▸ **RECORDS TO PROCESS**
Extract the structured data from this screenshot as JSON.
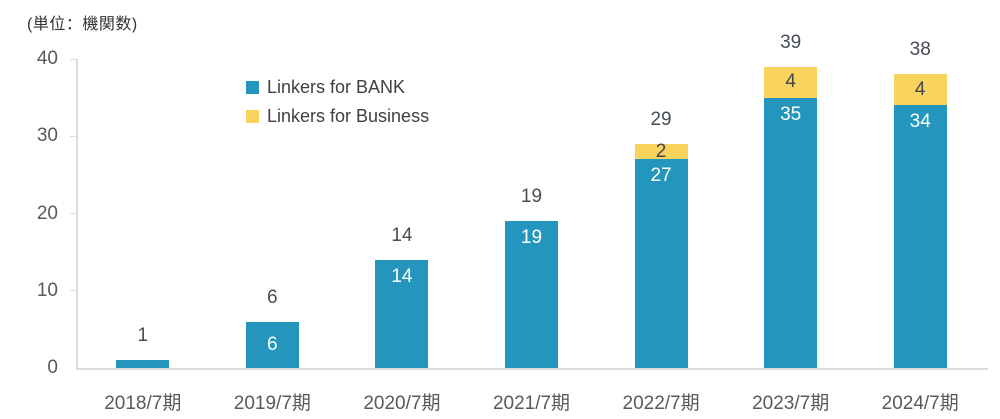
{
  "unit_label": "(単位：機関数)",
  "chart_data": {
    "type": "bar",
    "stacked": true,
    "title": "",
    "xlabel": "",
    "ylabel": "",
    "unit": "(単位：機関数)",
    "categories": [
      "2018/7期",
      "2019/7期",
      "2020/7期",
      "2021/7期",
      "2022/7期",
      "2023/7期",
      "2024/7期"
    ],
    "series": [
      {
        "name": "Linkers for BANK",
        "values": [
          1,
          6,
          14,
          19,
          27,
          35,
          34
        ],
        "color": "#2496BD",
        "label_color": "#FFFFFF"
      },
      {
        "name": "Linkers for Business",
        "values": [
          0,
          0,
          0,
          0,
          2,
          4,
          4
        ],
        "color": "#F8D45F",
        "label_color": "#474747"
      }
    ],
    "totals": [
      1,
      6,
      14,
      19,
      29,
      39,
      38
    ],
    "ylim": [
      0,
      40
    ],
    "yticks": [
      0,
      10,
      20,
      30,
      40
    ],
    "grid": false,
    "legend_position": "inside-top-left",
    "legend_entries": [
      "Linkers for BANK",
      "Linkers for Business"
    ]
  },
  "styles": {
    "bank_color": "#2496BD",
    "business_color": "#F8D45F",
    "axis_line_color": "#DCDCDC",
    "axis_text_color": "#595959",
    "total_label_color": "#474C55",
    "legend_text_color": "#404040",
    "unit_label_color": "#333333",
    "background": "#FFFFFF"
  }
}
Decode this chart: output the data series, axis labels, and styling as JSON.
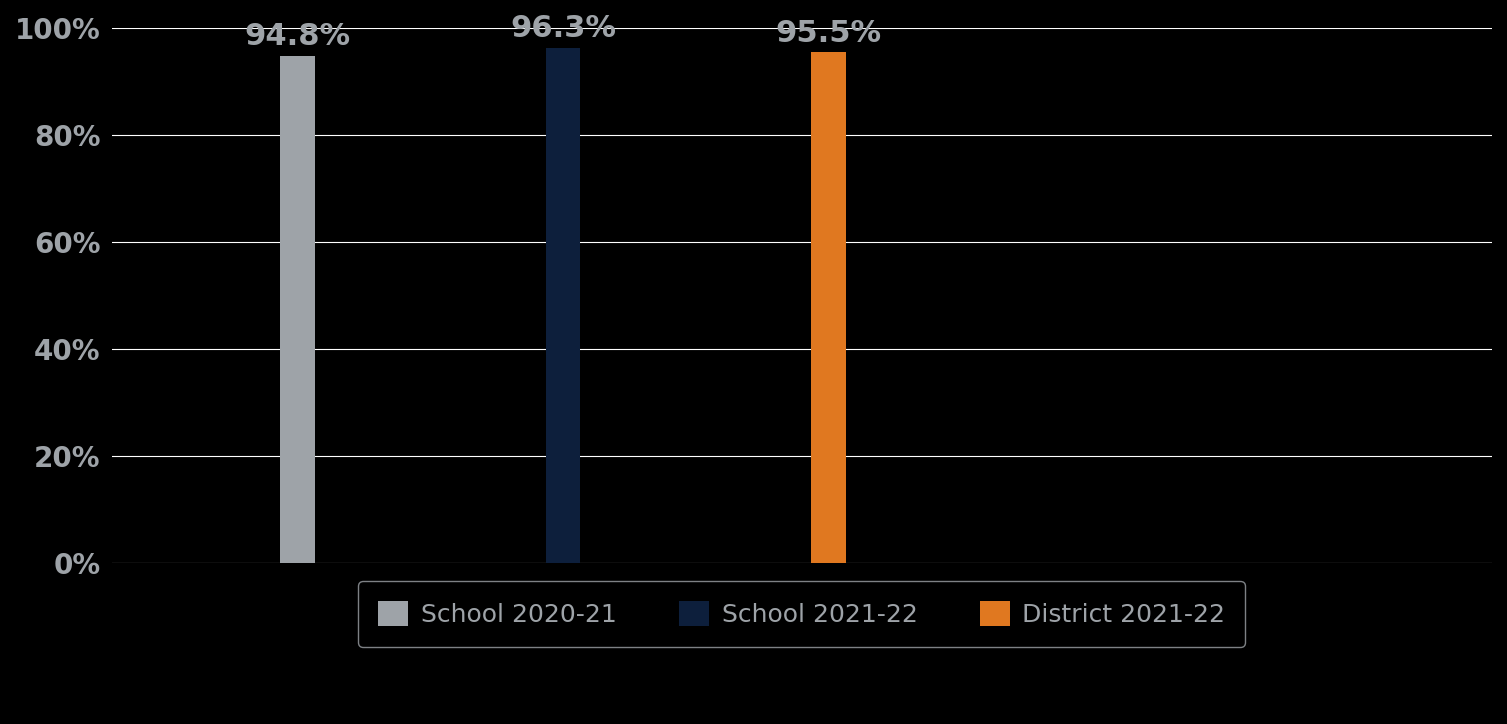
{
  "categories": [
    "School 2020-21",
    "School 2021-22",
    "District 2021-22"
  ],
  "values": [
    0.948,
    0.963,
    0.955
  ],
  "bar_colors": [
    "#9EA3A8",
    "#0D1F3C",
    "#E07820"
  ],
  "bar_labels": [
    "94.8%",
    "96.3%",
    "95.5%"
  ],
  "ylim": [
    0,
    1.0
  ],
  "yticks": [
    0.0,
    0.2,
    0.4,
    0.6,
    0.8,
    1.0
  ],
  "ytick_labels": [
    "0%",
    "20%",
    "40%",
    "60%",
    "80%",
    "100%"
  ],
  "background_color": "#000000",
  "text_color": "#9EA3A8",
  "grid_color": "#ffffff",
  "label_fontsize": 22,
  "tick_fontsize": 20,
  "legend_fontsize": 18,
  "bar_width": 0.13,
  "bar_positions": [
    1,
    2,
    3
  ],
  "xlim": [
    0.3,
    5.5
  ]
}
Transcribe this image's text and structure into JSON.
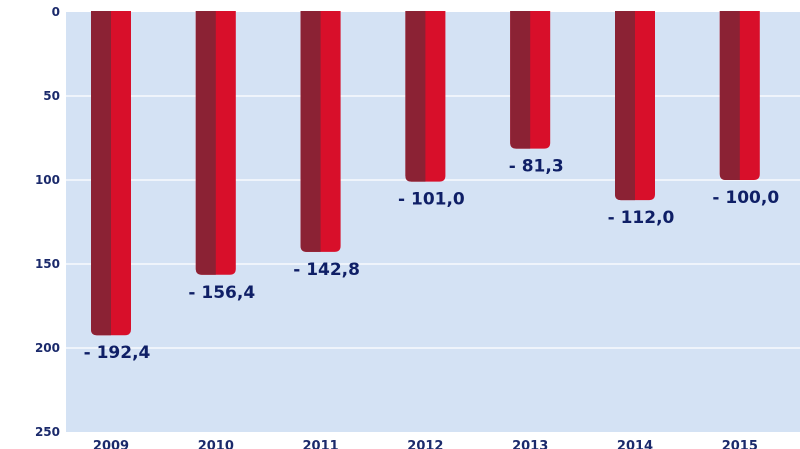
{
  "chart_data": {
    "type": "bar",
    "categories": [
      "2009",
      "2010",
      "2011",
      "2012",
      "2013",
      "2014",
      "2015"
    ],
    "values": [
      192.4,
      156.4,
      142.8,
      101.0,
      81.3,
      112.0,
      100.0
    ],
    "data_labels": [
      "- 192,4",
      "- 156,4",
      "- 142,8",
      "- 101,0",
      "- 81,3",
      "- 112,0",
      "- 100,0"
    ],
    "y_ticks": [
      "0",
      "50",
      "100",
      "150",
      "200",
      "250"
    ],
    "ylim": [
      0,
      250
    ],
    "y_axis_inverted": true,
    "grid": true,
    "colors": {
      "plot_background": "#d4e2f4",
      "gridline": "#ffffff",
      "bar_dark": "#8b2234",
      "bar_light": "#d80f2a",
      "text": "#1b2a6b"
    }
  }
}
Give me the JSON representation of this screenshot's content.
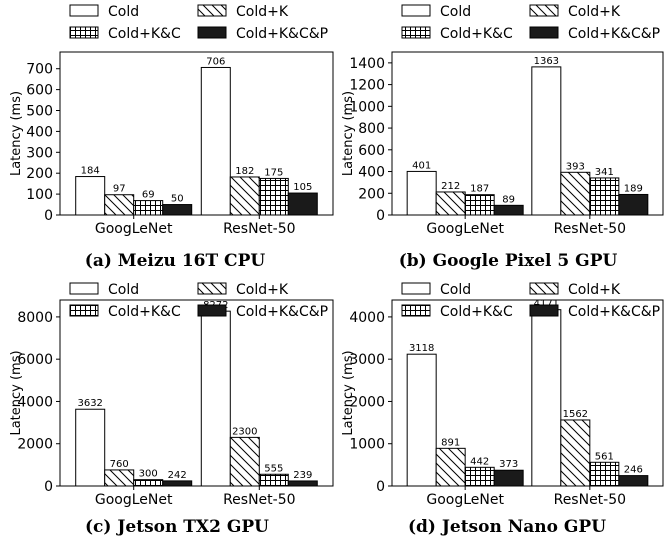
{
  "colors": {
    "black": "#000000",
    "dark_fill": "#1a1a1a",
    "white": "#ffffff"
  },
  "chart_data": [
    {
      "type": "bar",
      "caption": "(a) Meizu 16T CPU",
      "ylabel": "Latency (ms)",
      "categories": [
        "GoogLeNet",
        "ResNet-50"
      ],
      "ylim": [
        0,
        780
      ],
      "yticks": [
        0,
        100,
        200,
        300,
        400,
        500,
        600,
        700
      ],
      "legend_position": "top",
      "series": [
        {
          "name": "Cold",
          "values": [
            184,
            706
          ]
        },
        {
          "name": "Cold+K",
          "values": [
            97,
            182
          ]
        },
        {
          "name": "Cold+K&C",
          "values": [
            69,
            175
          ]
        },
        {
          "name": "Cold+K&C&P",
          "values": [
            50,
            105
          ]
        }
      ]
    },
    {
      "type": "bar",
      "caption": "(b) Google Pixel 5 GPU",
      "ylabel": "Latency (ms)",
      "categories": [
        "GoogLeNet",
        "ResNet-50"
      ],
      "ylim": [
        0,
        1500
      ],
      "yticks": [
        0,
        200,
        400,
        600,
        800,
        1000,
        1200,
        1400
      ],
      "legend_position": "top",
      "series": [
        {
          "name": "Cold",
          "values": [
            401,
            1363
          ]
        },
        {
          "name": "Cold+K",
          "values": [
            212,
            393
          ]
        },
        {
          "name": "Cold+K&C",
          "values": [
            187,
            341
          ]
        },
        {
          "name": "Cold+K&C&P",
          "values": [
            89,
            189
          ]
        }
      ]
    },
    {
      "type": "bar",
      "caption": "(c) Jetson TX2 GPU",
      "ylabel": "Latency (ms)",
      "categories": [
        "GoogLeNet",
        "ResNet-50"
      ],
      "ylim": [
        0,
        8800
      ],
      "yticks": [
        0,
        2000,
        4000,
        6000,
        8000
      ],
      "legend_position": "top",
      "series": [
        {
          "name": "Cold",
          "values": [
            3632,
            8272
          ]
        },
        {
          "name": "Cold+K",
          "values": [
            760,
            2300
          ]
        },
        {
          "name": "Cold+K&C",
          "values": [
            300,
            555
          ]
        },
        {
          "name": "Cold+K&C&P",
          "values": [
            242,
            239
          ]
        }
      ]
    },
    {
      "type": "bar",
      "caption": "(d) Jetson Nano GPU",
      "ylabel": "Latency (ms)",
      "categories": [
        "GoogLeNet",
        "ResNet-50"
      ],
      "ylim": [
        0,
        4400
      ],
      "yticks": [
        0,
        1000,
        2000,
        3000,
        4000
      ],
      "legend_position": "top",
      "series": [
        {
          "name": "Cold",
          "values": [
            3118,
            4171
          ]
        },
        {
          "name": "Cold+K",
          "values": [
            891,
            1562
          ]
        },
        {
          "name": "Cold+K&C",
          "values": [
            442,
            561
          ]
        },
        {
          "name": "Cold+K&C&P",
          "values": [
            373,
            246
          ]
        }
      ]
    }
  ]
}
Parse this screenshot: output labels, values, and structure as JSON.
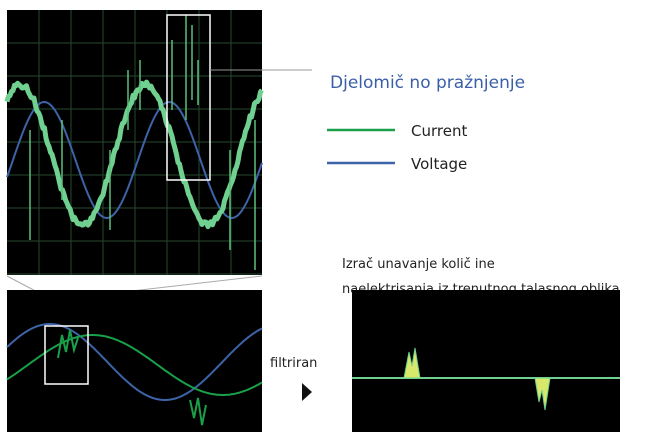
{
  "callout": {
    "label": "Djelomič no pražnjenje"
  },
  "legend": [
    {
      "label": "Current"
    },
    {
      "label": "Voltage"
    }
  ],
  "filter": {
    "label": "filtriran"
  },
  "description": {
    "lines": [
      "Izrač unavanje količ ine",
      "naelektrisanja iz trenutnog talasnog oblika"
    ]
  }
}
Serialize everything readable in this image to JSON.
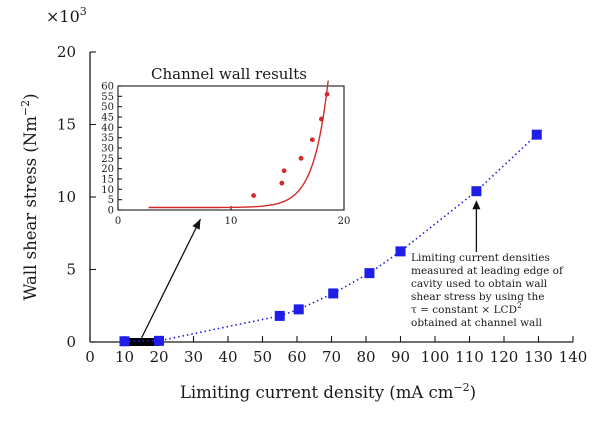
{
  "chart_data": [
    {
      "type": "scatter",
      "xlabel": "Limiting current density (mA cm",
      "xlabel_sup": "−2",
      "xlabel_tail": ")",
      "ylabel": "Wall shear stress (Nm",
      "ylabel_sup": "−2",
      "ylabel_tail": ")",
      "y_multiplier_prefix": "×10",
      "y_multiplier_exp": "3",
      "xlim": [
        0,
        140
      ],
      "ylim": [
        0,
        20
      ],
      "xticks": [
        0,
        10,
        20,
        30,
        40,
        50,
        60,
        70,
        80,
        90,
        100,
        110,
        120,
        130,
        140
      ],
      "yticks": [
        0,
        5,
        10,
        15,
        20
      ],
      "grid": false,
      "series": [
        {
          "marker": "square",
          "color": "#1e1ee6",
          "line": "dotted",
          "points": [
            {
              "x": 10,
              "y": 0.05
            },
            {
              "x": 20,
              "y": 0.08
            },
            {
              "x": 55,
              "y": 1.8
            },
            {
              "x": 60.5,
              "y": 2.25
            },
            {
              "x": 70.5,
              "y": 3.35
            },
            {
              "x": 81,
              "y": 4.75
            },
            {
              "x": 90,
              "y": 6.25
            },
            {
              "x": 112,
              "y": 10.4
            },
            {
              "x": 129.5,
              "y": 14.3
            }
          ]
        }
      ],
      "highlight_range": {
        "x_from": 10,
        "x_to": 20,
        "color": "#000000"
      },
      "annotation": {
        "lines": [
          "Limiting current densities",
          "measured at leading edge of",
          "cavity used to obtain wall",
          "shear stress by using the",
          "τ = constant × LCD",
          "obtained at channel wall"
        ],
        "superscript": "2",
        "arrow_to": {
          "x": 112,
          "y": 10.4
        }
      }
    },
    {
      "type": "scatter",
      "title": "Channel wall results",
      "xlim": [
        0,
        20
      ],
      "ylim": [
        0,
        60
      ],
      "xticks": [
        0,
        10,
        20
      ],
      "yticks": [
        0,
        5,
        10,
        15,
        20,
        25,
        30,
        35,
        40,
        45,
        50,
        55,
        60
      ],
      "grid": false,
      "series": [
        {
          "marker": "circle",
          "color": "#d42a2a",
          "points": [
            {
              "x": 12,
              "y": 7
            },
            {
              "x": 14.5,
              "y": 13
            },
            {
              "x": 14.7,
              "y": 19
            },
            {
              "x": 16.2,
              "y": 25
            },
            {
              "x": 17.2,
              "y": 34
            },
            {
              "x": 18,
              "y": 44
            },
            {
              "x": 18.5,
              "y": 56
            }
          ]
        }
      ],
      "fit_curve": {
        "color": "#d42a2a",
        "x_from": 2.7,
        "x_to": 18.6
      }
    }
  ]
}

▸ **EXERCISE DIRECTIONS**
Pull every line containing "true" out of the records.

▸ **RESULT FOR THIS EXERCISE**
    "stacked": true,
    "y_axis_inverted": true,
    "grid": true,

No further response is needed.